-- Tarefa --
Transforme em uma lista JSON de strings as linhas da listagem que vão da linha com "y-tick-label-200: 200 bbox=[652, 278, 676, 294]" até a linha com "x-axis-title: Time bbox=[885, 25, 916, 41]", incluindo as duas. Cada linha vira uma string, e as linhas em branco ficam de fora.

-- Linhas de entrada --
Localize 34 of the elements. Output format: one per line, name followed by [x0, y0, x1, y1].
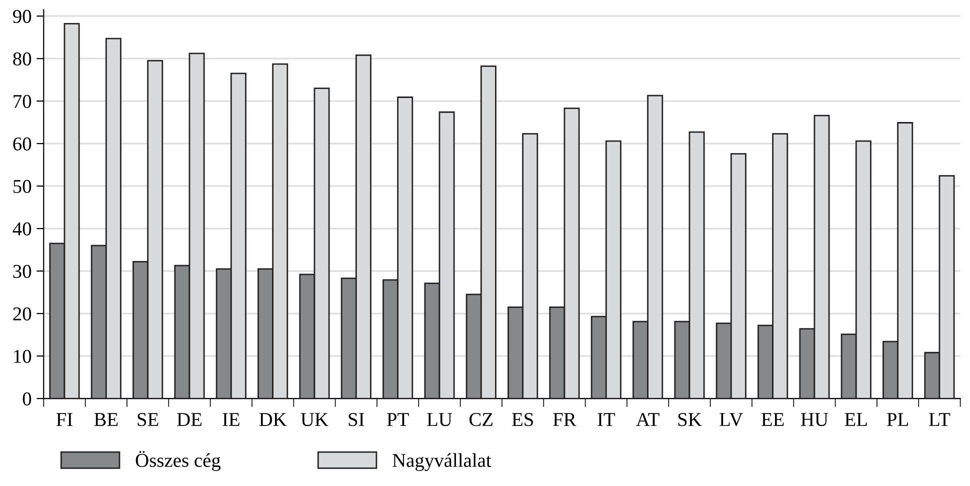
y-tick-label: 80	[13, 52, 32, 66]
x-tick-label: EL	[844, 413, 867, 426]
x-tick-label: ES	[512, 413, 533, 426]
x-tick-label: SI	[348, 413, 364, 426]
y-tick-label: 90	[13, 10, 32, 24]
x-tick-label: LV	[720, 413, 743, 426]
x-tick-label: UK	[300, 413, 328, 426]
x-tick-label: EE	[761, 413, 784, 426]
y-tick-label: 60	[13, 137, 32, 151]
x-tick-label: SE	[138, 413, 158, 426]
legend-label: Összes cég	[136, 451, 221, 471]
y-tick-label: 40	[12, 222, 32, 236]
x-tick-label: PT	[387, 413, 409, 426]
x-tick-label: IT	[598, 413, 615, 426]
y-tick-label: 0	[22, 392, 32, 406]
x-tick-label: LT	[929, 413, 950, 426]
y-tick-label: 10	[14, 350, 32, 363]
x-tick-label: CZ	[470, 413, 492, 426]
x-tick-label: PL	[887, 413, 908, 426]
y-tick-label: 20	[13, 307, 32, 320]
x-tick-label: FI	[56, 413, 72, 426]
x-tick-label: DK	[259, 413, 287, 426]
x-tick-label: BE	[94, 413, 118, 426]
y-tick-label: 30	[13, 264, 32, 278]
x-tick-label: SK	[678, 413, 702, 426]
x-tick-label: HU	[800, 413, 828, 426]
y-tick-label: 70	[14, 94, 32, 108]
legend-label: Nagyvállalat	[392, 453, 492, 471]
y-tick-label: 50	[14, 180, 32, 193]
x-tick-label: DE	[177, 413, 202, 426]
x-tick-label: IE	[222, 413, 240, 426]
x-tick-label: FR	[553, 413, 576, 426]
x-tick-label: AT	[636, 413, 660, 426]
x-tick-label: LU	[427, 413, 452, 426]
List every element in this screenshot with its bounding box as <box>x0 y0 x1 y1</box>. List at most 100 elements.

* * *

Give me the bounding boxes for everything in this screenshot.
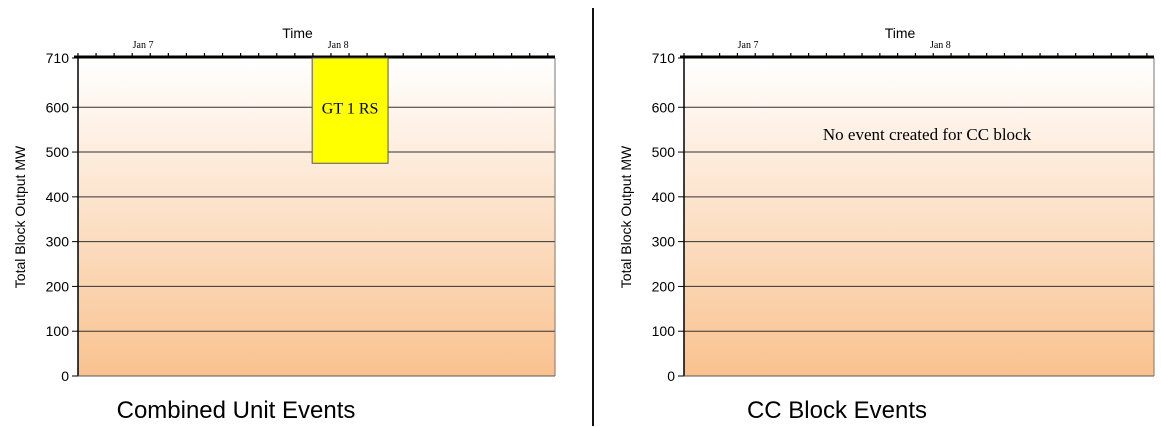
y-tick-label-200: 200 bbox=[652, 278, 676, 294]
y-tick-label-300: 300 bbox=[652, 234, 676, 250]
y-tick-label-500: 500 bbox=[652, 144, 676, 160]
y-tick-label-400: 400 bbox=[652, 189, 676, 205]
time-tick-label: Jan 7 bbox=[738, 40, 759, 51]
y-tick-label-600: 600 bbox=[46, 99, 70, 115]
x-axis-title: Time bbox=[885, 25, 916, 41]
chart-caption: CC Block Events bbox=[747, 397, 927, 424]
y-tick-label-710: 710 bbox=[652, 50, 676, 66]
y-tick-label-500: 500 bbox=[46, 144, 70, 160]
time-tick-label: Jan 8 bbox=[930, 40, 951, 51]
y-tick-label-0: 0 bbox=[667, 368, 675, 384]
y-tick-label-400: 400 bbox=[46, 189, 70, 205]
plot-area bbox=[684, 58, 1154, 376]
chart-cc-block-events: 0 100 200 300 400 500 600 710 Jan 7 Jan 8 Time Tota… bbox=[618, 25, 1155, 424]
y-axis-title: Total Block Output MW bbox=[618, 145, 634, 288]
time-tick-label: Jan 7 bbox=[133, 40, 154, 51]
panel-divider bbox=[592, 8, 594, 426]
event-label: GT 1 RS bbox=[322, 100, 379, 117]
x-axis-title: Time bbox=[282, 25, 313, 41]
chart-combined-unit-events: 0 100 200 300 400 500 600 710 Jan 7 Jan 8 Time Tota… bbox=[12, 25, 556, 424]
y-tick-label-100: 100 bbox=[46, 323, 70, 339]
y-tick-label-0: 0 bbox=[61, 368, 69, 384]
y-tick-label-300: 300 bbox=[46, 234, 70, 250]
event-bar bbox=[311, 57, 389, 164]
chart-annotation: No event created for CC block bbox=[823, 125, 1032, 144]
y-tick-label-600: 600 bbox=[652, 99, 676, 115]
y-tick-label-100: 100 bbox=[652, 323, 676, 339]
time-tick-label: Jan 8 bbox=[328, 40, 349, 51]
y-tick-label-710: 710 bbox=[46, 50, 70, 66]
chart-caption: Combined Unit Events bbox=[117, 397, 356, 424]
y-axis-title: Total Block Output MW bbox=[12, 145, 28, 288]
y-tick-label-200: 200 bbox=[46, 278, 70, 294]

-- Resposta --
[
  "y-tick-label-200: 200 bbox=[652, 278, 676, 294]",
  "y-tick-label-300: 300 bbox=[652, 234, 676, 250]",
  "y-tick-label-500: 500 bbox=[652, 144, 676, 160]",
  "y-tick-label-400: 400 bbox=[652, 189, 676, 205]",
  "time-tick-label: Jan 7 bbox=[738, 40, 759, 51]",
  "y-tick-label-600: 600 bbox=[46, 99, 70, 115]",
  "x-axis-title: Time bbox=[885, 25, 916, 41]"
]